> **Exercise objective**
Each record needs to be echoed exactly; can you do that?

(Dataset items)
----
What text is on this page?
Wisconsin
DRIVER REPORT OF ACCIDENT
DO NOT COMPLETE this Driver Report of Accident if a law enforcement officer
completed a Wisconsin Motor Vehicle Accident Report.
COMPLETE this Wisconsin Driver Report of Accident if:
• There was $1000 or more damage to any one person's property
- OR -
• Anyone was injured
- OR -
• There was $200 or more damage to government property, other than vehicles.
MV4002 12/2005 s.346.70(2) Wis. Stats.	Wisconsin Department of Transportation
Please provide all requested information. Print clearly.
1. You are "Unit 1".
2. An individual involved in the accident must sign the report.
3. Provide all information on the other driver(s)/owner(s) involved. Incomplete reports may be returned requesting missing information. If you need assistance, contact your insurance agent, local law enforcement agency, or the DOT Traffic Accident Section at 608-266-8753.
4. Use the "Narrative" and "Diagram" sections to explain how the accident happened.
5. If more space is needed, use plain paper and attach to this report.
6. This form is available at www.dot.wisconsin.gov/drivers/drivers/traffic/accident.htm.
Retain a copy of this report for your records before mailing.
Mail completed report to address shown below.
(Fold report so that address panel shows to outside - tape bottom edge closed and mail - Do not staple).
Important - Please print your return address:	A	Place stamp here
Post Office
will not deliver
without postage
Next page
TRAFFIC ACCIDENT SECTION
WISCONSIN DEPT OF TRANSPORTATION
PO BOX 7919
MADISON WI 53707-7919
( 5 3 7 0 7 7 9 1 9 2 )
----
> **Result**
What text is on this page?
Wisconsin
DRIVER REPORT OF ACCIDENT
DO NOT COMPLETE this Driver Report of Accident if a law enforcement officer
completed a Wisconsin Motor Vehicle Accident Report.
COMPLETE this Wisconsin Driver Report of Accident if:
• There was $1000 or more damage to any one person's property
- OR -
• Anyone was injured
- OR -
• There was $200 or more damage to government property, other than vehicles.
MV4002 12/2005 s.346.70(2) Wis. Stats.	Wisconsin Department of Transportation
Please provide all requested information. Print clearly.
1. You are "Unit 1".
2. An individual involved in the accident must sign the report.
3. Provide all information on the other driver(s)/owner(s) involved. Incomplete reports may be returned requesting missing information. If you need assistance, contact your insurance agent, local law enforcement agency, or the DOT Traffic Accident Section at 608-266-8753.
4. Use the "Narrative" and "Diagram" sections to explain how the accident happened.
5. If more space is needed, use plain paper and attach to this report.
6. This form is available at www.dot.wisconsin.gov/drivers/drivers/traffic/accident.htm.
Retain a copy of this report for your records before mailing.
Mail completed report to address shown below.
(Fold report so that address panel shows to outside - tape bottom edge closed and mail - Do not staple).
Important - Please print your return address:	A	Place stamp here
Post Office
will not deliver
without postage
Next page
TRAFFIC ACCIDENT SECTION
WISCONSIN DEPT OF TRANSPORTATION
PO BOX 7919
MADISON WI 53707-7919
( 5 3 7 0 7 7 9 1 9 2 )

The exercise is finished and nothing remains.